[Items from a data source]
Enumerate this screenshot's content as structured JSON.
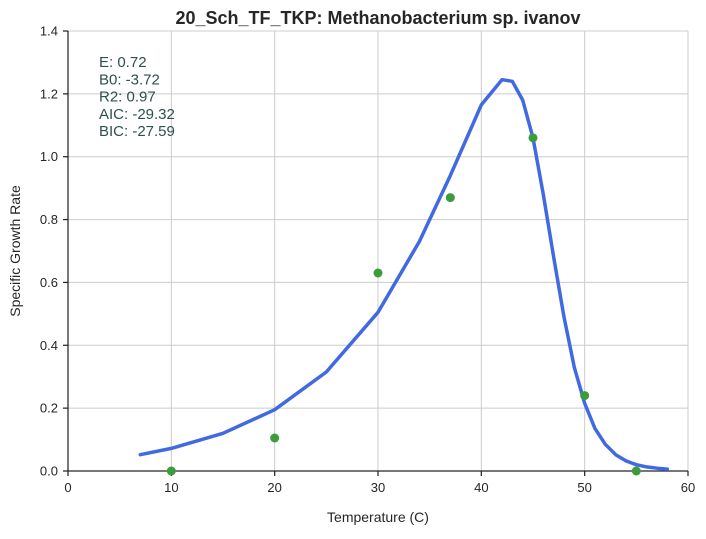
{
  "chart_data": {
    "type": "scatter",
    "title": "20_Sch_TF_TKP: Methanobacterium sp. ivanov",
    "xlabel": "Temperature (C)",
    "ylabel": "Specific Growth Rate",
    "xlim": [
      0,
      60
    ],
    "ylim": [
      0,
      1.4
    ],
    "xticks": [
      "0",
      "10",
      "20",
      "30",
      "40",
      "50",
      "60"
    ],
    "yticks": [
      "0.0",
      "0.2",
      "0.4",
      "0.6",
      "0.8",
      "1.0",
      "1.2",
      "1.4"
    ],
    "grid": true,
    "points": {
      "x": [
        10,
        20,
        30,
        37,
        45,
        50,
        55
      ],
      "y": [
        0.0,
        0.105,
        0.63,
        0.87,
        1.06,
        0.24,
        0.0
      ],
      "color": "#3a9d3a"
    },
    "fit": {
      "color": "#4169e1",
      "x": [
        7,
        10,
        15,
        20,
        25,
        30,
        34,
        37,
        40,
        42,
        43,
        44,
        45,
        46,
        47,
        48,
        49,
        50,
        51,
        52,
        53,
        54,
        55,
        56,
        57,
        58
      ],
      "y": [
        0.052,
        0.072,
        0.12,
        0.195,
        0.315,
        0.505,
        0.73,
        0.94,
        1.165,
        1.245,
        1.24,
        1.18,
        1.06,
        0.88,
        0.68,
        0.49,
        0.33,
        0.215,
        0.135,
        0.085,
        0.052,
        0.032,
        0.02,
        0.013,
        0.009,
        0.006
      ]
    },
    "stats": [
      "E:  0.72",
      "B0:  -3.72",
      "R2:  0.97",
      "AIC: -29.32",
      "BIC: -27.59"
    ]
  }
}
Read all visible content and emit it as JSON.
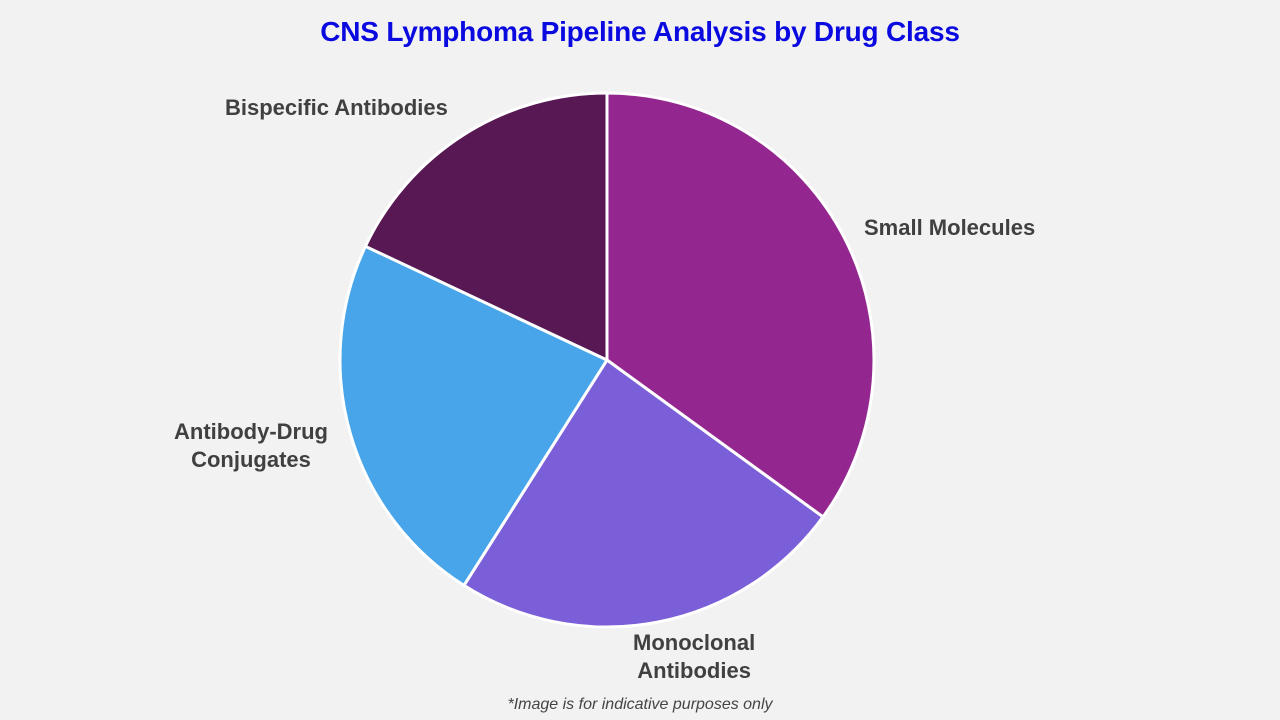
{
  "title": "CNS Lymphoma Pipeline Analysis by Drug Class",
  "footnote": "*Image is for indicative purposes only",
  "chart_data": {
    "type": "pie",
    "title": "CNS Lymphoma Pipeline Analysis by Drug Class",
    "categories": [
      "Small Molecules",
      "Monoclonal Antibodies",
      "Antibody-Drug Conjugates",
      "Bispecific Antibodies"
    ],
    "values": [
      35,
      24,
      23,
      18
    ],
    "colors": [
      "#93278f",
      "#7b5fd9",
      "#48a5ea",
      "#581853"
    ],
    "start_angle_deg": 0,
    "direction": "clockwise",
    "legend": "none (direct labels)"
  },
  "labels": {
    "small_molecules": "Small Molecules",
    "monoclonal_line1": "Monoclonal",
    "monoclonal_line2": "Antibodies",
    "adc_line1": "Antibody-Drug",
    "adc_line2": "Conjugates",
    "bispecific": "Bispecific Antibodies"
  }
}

__Aim of the exercise__.
Pull out all lines in the data above that include "Bispecific".

__Solved problem__.
      "Bispecific Antibodies"
    "bispecific": "Bispecific Antibodies"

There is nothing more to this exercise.